- PROBLEM DETAILS -
Skip the pictures and quote all of the lines exactly.

Stored entries:
>> begin

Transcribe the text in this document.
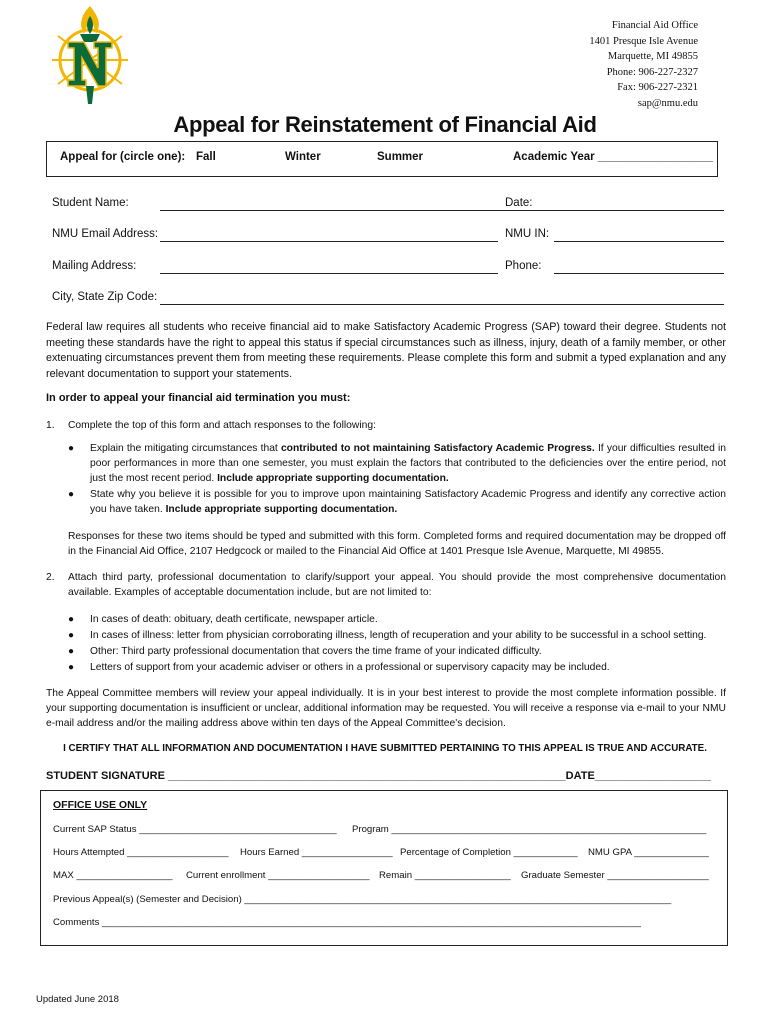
Financial Aid Office
1401 Presque Isle Avenue
Marquette, MI 49855
Phone: 906-227-2327
Fax: 906-227-2321
sap@nmu.edu
Appeal for Reinstatement of Financial Aid
Appeal for (circle one): Fall	Winter	Summer	Academic Year __________________
Student Name:	Date:
NMU Email Address:	NMU IN:
Mailing Address:	Phone:
City, State Zip Code:
Federal law requires all students who receive financial aid to make Satisfactory Academic Progress (SAP) toward their degree. Students not meeting these standards have the right to appeal this status if special circumstances such as illness, injury, death of a family member, or other extenuating circumstances prevent them from meeting these requirements. Please complete this form and submit a typed explanation and any relevant documentation to support your statements.
In order to appeal your financial aid termination you must:
1. Complete the top of this form and attach responses to the following:
● Explain the mitigating circumstances that contributed to not maintaining Satisfactory Academic Progress. If your difficulties resulted in poor performances in more than one semester, you must explain the factors that contributed to the deficiencies over the entire period, not just the most recent period. Include appropriate supporting documentation.
● State why you believe it is possible for you to improve upon maintaining Satisfactory Academic Progress and identify any corrective action you have taken. Include appropriate supporting documentation.
Responses for these two items should be typed and submitted with this form. Completed forms and required documentation may be dropped off in the Financial Aid Office, 2107 Hedgcock or mailed to the Financial Aid Office at 1401 Presque Isle Avenue, Marquette, MI 49855.
2. Attach third party, professional documentation to clarify/support your appeal. You should provide the most comprehensive documentation available. Examples of acceptable documentation include, but are not limited to:
● In cases of death: obituary, death certificate, newspaper article.
● In cases of illness: letter from physician corroborating illness, length of recuperation and your ability to be successful in a school setting.
● Other: Third party professional documentation that covers the time frame of your indicated difficulty.
● Letters of support from your academic adviser or others in a professional or supervisory capacity may be included.
The Appeal Committee members will review your appeal individually. It is in your best interest to provide the most complete information possible. If your supporting documentation is insufficient or unclear, additional information may be requested. You will receive a response via e-mail to your NMU e-mail address and/or the mailing address above within ten days of the Appeal Committee's decision.
I CERTIFY THAT ALL INFORMATION AND DOCUMENTATION I HAVE SUBMITTED PERTAINING TO THIS APPEAL IS TRUE AND ACCURATE.
STUDENT SIGNATURE _________________________________________________________________DATE___________________
OFFICE USE ONLY
Current SAP Status _____________________________________ Program ___________________________________________________________
Hours Attempted ___________________ Hours Earned _________________ Percentage of Completion ____________ NMU GPA ______________
MAX __________________ Current enrollment ___________________ Remain __________________ Graduate Semester ___________________
Previous Appeal(s) (Semester and Decision) ________________________________________________________________________________
Comments _____________________________________________________________________________________________________
Updated June 2018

>> end

- OUTPUT OF THE EXERCISE -
Transcribe the text in this document.
Financial Aid Office
1401 Presque Isle Avenue
Marquette, MI 49855
Phone: 906-227-2327
Fax: 906-227-2321
sap@nmu.edu
Appeal for Reinstatement of Financial Aid
Appeal for (circle one): Fall	Winter	Summer	Academic Year __________________
Student Name:	Date:
NMU Email Address:	NMU IN:
Mailing Address:	Phone:
City, State Zip Code:
Federal law requires all students who receive financial aid to make Satisfactory Academic Progress (SAP) toward their degree. Students not meeting these standards have the right to appeal this status if special circumstances such as illness, injury, death of a family member, or other extenuating circumstances prevent them from meeting these requirements. Please complete this form and submit a typed explanation and any relevant documentation to support your statements.
In order to appeal your financial aid termination you must:
1. Complete the top of this form and attach responses to the following:
● Explain the mitigating circumstances that contributed to not maintaining Satisfactory Academic Progress. If your difficulties resulted in poor performances in more than one semester, you must explain the factors that contributed to the deficiencies over the entire period, not just the most recent period. Include appropriate supporting documentation.
● State why you believe it is possible for you to improve upon maintaining Satisfactory Academic Progress and identify any corrective action you have taken. Include appropriate supporting documentation.
Responses for these two items should be typed and submitted with this form. Completed forms and required documentation may be dropped off in the Financial Aid Office, 2107 Hedgcock or mailed to the Financial Aid Office at 1401 Presque Isle Avenue, Marquette, MI 49855.
2. Attach third party, professional documentation to clarify/support your appeal. You should provide the most comprehensive documentation available. Examples of acceptable documentation include, but are not limited to:
● In cases of death: obituary, death certificate, newspaper article.
● In cases of illness: letter from physician corroborating illness, length of recuperation and your ability to be successful in a school setting.
● Other: Third party professional documentation that covers the time frame of your indicated difficulty.
● Letters of support from your academic adviser or others in a professional or supervisory capacity may be included.
The Appeal Committee members will review your appeal individually. It is in your best interest to provide the most complete information possible. If your supporting documentation is insufficient or unclear, additional information may be requested. You will receive a response via e-mail to your NMU e-mail address and/or the mailing address above within ten days of the Appeal Committee's decision.
I CERTIFY THAT ALL INFORMATION AND DOCUMENTATION I HAVE SUBMITTED PERTAINING TO THIS APPEAL IS TRUE AND ACCURATE.
STUDENT SIGNATURE _________________________________________________________________DATE___________________
OFFICE USE ONLY
Current SAP Status _____________________________________ Program ___________________________________________________________
Hours Attempted ___________________ Hours Earned _________________ Percentage of Completion ____________ NMU GPA ______________
MAX __________________ Current enrollment ___________________ Remain __________________ Graduate Semester ___________________
Previous Appeal(s) (Semester and Decision) ________________________________________________________________________________
Comments _____________________________________________________________________________________________________
Updated June 2018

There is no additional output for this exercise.